• [Collection entries]:
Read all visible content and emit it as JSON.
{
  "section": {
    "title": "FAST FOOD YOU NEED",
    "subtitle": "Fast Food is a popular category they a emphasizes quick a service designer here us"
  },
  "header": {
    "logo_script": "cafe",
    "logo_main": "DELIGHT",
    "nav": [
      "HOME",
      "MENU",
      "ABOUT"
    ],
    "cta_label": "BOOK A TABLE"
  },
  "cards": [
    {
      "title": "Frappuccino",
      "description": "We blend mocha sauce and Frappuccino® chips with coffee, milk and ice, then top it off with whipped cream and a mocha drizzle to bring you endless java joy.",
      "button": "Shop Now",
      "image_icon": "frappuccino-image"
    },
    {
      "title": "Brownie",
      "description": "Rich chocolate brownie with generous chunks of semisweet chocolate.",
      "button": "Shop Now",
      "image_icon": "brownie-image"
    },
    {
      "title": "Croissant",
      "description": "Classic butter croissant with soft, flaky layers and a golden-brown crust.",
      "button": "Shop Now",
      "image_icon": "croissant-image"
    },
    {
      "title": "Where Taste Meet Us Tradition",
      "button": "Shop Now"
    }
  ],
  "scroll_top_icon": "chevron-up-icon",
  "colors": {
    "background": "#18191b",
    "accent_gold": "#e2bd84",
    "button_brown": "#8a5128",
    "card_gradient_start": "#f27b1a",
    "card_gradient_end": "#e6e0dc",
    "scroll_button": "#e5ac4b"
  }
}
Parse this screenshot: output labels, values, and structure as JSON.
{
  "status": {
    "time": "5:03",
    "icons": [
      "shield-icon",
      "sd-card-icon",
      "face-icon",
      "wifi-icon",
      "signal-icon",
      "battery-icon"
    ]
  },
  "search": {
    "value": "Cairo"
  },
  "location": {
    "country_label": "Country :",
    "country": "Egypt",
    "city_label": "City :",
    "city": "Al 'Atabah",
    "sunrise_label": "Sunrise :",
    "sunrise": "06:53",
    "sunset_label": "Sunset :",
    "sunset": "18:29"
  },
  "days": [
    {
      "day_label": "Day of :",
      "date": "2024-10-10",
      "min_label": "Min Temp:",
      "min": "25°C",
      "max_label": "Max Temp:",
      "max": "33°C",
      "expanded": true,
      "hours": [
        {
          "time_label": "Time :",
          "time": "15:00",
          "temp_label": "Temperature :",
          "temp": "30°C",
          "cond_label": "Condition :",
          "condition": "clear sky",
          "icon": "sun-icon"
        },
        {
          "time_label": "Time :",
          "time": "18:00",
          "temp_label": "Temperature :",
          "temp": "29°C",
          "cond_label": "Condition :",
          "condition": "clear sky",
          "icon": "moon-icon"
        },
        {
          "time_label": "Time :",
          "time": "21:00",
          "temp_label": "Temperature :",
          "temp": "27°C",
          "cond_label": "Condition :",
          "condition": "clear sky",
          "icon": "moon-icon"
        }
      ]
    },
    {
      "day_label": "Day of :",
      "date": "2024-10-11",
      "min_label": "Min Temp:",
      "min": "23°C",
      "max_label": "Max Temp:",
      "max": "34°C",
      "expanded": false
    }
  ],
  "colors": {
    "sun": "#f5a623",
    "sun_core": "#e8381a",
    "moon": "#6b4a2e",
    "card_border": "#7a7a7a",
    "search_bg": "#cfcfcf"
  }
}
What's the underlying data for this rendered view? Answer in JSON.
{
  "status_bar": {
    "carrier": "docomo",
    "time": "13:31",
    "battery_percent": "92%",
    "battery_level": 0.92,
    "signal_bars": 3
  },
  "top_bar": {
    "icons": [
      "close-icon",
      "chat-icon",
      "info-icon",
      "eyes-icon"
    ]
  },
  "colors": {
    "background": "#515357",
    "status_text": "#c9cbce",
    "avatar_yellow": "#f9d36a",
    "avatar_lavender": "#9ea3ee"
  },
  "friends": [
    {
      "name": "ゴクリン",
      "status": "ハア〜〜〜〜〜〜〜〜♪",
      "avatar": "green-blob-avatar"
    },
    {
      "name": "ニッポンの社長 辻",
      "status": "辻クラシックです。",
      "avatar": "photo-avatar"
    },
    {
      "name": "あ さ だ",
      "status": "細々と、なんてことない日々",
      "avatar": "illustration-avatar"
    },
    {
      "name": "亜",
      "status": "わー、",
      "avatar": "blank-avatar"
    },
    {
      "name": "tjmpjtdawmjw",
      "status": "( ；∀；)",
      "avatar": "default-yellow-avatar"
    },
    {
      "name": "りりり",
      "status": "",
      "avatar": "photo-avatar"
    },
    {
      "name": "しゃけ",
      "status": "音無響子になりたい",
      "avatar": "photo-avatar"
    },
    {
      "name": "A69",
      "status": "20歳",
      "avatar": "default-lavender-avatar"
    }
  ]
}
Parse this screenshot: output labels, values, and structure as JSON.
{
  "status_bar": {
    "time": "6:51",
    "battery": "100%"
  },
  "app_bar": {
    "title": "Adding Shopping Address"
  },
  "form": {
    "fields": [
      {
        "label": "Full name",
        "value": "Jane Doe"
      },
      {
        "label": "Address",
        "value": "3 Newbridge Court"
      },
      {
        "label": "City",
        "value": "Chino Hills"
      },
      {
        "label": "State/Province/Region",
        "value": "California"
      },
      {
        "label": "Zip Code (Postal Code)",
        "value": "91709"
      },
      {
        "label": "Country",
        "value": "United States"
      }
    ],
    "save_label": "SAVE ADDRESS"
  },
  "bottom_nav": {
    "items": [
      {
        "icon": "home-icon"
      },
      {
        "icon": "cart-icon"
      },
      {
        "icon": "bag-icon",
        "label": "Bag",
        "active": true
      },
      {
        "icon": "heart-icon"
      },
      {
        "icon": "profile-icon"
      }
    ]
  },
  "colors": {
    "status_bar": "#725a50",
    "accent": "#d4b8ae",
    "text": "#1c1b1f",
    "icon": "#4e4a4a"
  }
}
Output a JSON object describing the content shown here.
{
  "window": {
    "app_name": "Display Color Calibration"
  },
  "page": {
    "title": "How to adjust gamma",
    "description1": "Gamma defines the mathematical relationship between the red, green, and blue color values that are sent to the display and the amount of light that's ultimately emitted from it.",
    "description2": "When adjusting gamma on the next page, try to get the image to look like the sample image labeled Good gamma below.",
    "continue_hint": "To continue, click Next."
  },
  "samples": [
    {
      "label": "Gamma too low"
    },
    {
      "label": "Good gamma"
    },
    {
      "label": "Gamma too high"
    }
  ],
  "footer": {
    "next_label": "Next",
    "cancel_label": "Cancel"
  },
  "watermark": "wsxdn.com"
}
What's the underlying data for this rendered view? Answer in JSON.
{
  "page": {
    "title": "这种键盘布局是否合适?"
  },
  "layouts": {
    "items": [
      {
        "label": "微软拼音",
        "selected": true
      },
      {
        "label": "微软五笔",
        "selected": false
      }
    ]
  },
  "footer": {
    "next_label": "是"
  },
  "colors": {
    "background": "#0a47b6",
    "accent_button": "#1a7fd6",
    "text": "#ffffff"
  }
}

• [Instructions to follow]: Restate the data above word for word.

• [Output below]:
Read all visible content and emit it as JSON.
{
  "section": {
    "title": "FAST FOOD YOU NEED",
    "subtitle": "Fast Food is a popular category they a emphasizes quick a service designer here us"
  },
  "header": {
    "logo_script": "cafe",
    "logo_main": "DELIGHT",
    "nav": [
      "HOME",
      "MENU",
      "ABOUT"
    ],
    "cta_label": "BOOK A TABLE"
  },
  "cards": [
    {
      "title": "Frappuccino",
      "description": "We blend mocha sauce and Frappuccino® chips with coffee, milk and ice, then top it off with whipped cream and a mocha drizzle to bring you endless java joy.",
      "button": "Shop Now",
      "image_icon": "frappuccino-image"
    },
    {
      "title": "Brownie",
      "description": "Rich chocolate brownie with generous chunks of semisweet chocolate.",
      "button": "Shop Now",
      "image_icon": "brownie-image"
    },
    {
      "title": "Croissant",
      "description": "Classic butter croissant with soft, flaky layers and a golden-brown crust.",
      "button": "Shop Now",
      "image_icon": "croissant-image"
    },
    {
      "title": "Where Taste Meet Us Tradition",
      "button": "Shop Now"
    }
  ],
  "scroll_top_icon": "chevron-up-icon",
  "colors": {
    "background": "#18191b",
    "accent_gold": "#e2bd84",
    "button_brown": "#8a5128",
    "card_gradient_start": "#f27b1a",
    "card_gradient_end": "#e6e0dc",
    "scroll_button": "#e5ac4b"
  }
}
Parse this screenshot: output labels, values, and structure as JSON.
{
  "status": {
    "time": "5:03",
    "icons": [
      "shield-icon",
      "sd-card-icon",
      "face-icon",
      "wifi-icon",
      "signal-icon",
      "battery-icon"
    ]
  },
  "search": {
    "value": "Cairo"
  },
  "location": {
    "country_label": "Country :",
    "country": "Egypt",
    "city_label": "City :",
    "city": "Al 'Atabah",
    "sunrise_label": "Sunrise :",
    "sunrise": "06:53",
    "sunset_label": "Sunset :",
    "sunset": "18:29"
  },
  "days": [
    {
      "day_label": "Day of :",
      "date": "2024-10-10",
      "min_label": "Min Temp:",
      "min": "25°C",
      "max_label": "Max Temp:",
      "max": "33°C",
      "expanded": true,
      "hours": [
        {
          "time_label": "Time :",
          "time": "15:00",
          "temp_label": "Temperature :",
          "temp": "30°C",
          "cond_label": "Condition :",
          "condition": "clear sky",
          "icon": "sun-icon"
        },
        {
          "time_label": "Time :",
          "time": "18:00",
          "temp_label": "Temperature :",
          "temp": "29°C",
          "cond_label": "Condition :",
          "condition": "clear sky",
          "icon": "moon-icon"
        },
        {
          "time_label": "Time :",
          "time": "21:00",
          "temp_label": "Temperature :",
          "temp": "27°C",
          "cond_label": "Condition :",
          "condition": "clear sky",
          "icon": "moon-icon"
        }
      ]
    },
    {
      "day_label": "Day of :",
      "date": "2024-10-11",
      "min_label": "Min Temp:",
      "min": "23°C",
      "max_label": "Max Temp:",
      "max": "34°C",
      "expanded": false
    }
  ],
  "colors": {
    "sun": "#f5a623",
    "sun_core": "#e8381a",
    "moon": "#6b4a2e",
    "card_border": "#7a7a7a",
    "search_bg": "#cfcfcf"
  }
}
What's the underlying data for this rendered view? Answer in JSON.
{
  "status_bar": {
    "carrier": "docomo",
    "time": "13:31",
    "battery_percent": "92%",
    "battery_level": 0.92,
    "signal_bars": 3
  },
  "top_bar": {
    "icons": [
      "close-icon",
      "chat-icon",
      "info-icon",
      "eyes-icon"
    ]
  },
  "colors": {
    "background": "#515357",
    "status_text": "#c9cbce",
    "avatar_yellow": "#f9d36a",
    "avatar_lavender": "#9ea3ee"
  },
  "friends": [
    {
      "name": "ゴクリン",
      "status": "ハア〜〜〜〜〜〜〜〜♪",
      "avatar": "green-blob-avatar"
    },
    {
      "name": "ニッポンの社長 辻",
      "status": "辻クラシックです。",
      "avatar": "photo-avatar"
    },
    {
      "name": "あ さ だ",
      "status": "細々と、なんてことない日々",
      "avatar": "illustration-avatar"
    },
    {
      "name": "亜",
      "status": "わー、",
      "avatar": "blank-avatar"
    },
    {
      "name": "tjmpjtdawmjw",
      "status": "( ；∀；)",
      "avatar": "default-yellow-avatar"
    },
    {
      "name": "りりり",
      "status": "",
      "avatar": "photo-avatar"
    },
    {
      "name": "しゃけ",
      "status": "音無響子になりたい",
      "avatar": "photo-avatar"
    },
    {
      "name": "A69",
      "status": "20歳",
      "avatar": "default-lavender-avatar"
    }
  ]
}
Parse this screenshot: output labels, values, and structure as JSON.
{
  "status_bar": {
    "time": "6:51",
    "battery": "100%"
  },
  "app_bar": {
    "title": "Adding Shopping Address"
  },
  "form": {
    "fields": [
      {
        "label": "Full name",
        "value": "Jane Doe"
      },
      {
        "label": "Address",
        "value": "3 Newbridge Court"
      },
      {
        "label": "City",
        "value": "Chino Hills"
      },
      {
        "label": "State/Province/Region",
        "value": "California"
      },
      {
        "label": "Zip Code (Postal Code)",
        "value": "91709"
      },
      {
        "label": "Country",
        "value": "United States"
      }
    ],
    "save_label": "SAVE ADDRESS"
  },
  "bottom_nav": {
    "items": [
      {
        "icon": "home-icon"
      },
      {
        "icon": "cart-icon"
      },
      {
        "icon": "bag-icon",
        "label": "Bag",
        "active": true
      },
      {
        "icon": "heart-icon"
      },
      {
        "icon": "profile-icon"
      }
    ]
  },
  "colors": {
    "status_bar": "#725a50",
    "accent": "#d4b8ae",
    "text": "#1c1b1f",
    "icon": "#4e4a4a"
  }
}
Output a JSON object describing the content shown here.
{
  "window": {
    "app_name": "Display Color Calibration"
  },
  "page": {
    "title": "How to adjust gamma",
    "description1": "Gamma defines the mathematical relationship between the red, green, and blue color values that are sent to the display and the amount of light that's ultimately emitted from it.",
    "description2": "When adjusting gamma on the next page, try to get the image to look like the sample image labeled Good gamma below.",
    "continue_hint": "To continue, click Next."
  },
  "samples": [
    {
      "label": "Gamma too low"
    },
    {
      "label": "Good gamma"
    },
    {
      "label": "Gamma too high"
    }
  ],
  "footer": {
    "next_label": "Next",
    "cancel_label": "Cancel"
  },
  "watermark": "wsxdn.com"
}
What's the underlying data for this rendered view? Answer in JSON.
{
  "page": {
    "title": "这种键盘布局是否合适?"
  },
  "layouts": {
    "items": [
      {
        "label": "微软拼音",
        "selected": true
      },
      {
        "label": "微软五笔",
        "selected": false
      }
    ]
  },
  "footer": {
    "next_label": "是"
  },
  "colors": {
    "background": "#0a47b6",
    "accent_button": "#1a7fd6",
    "text": "#ffffff"
  }
}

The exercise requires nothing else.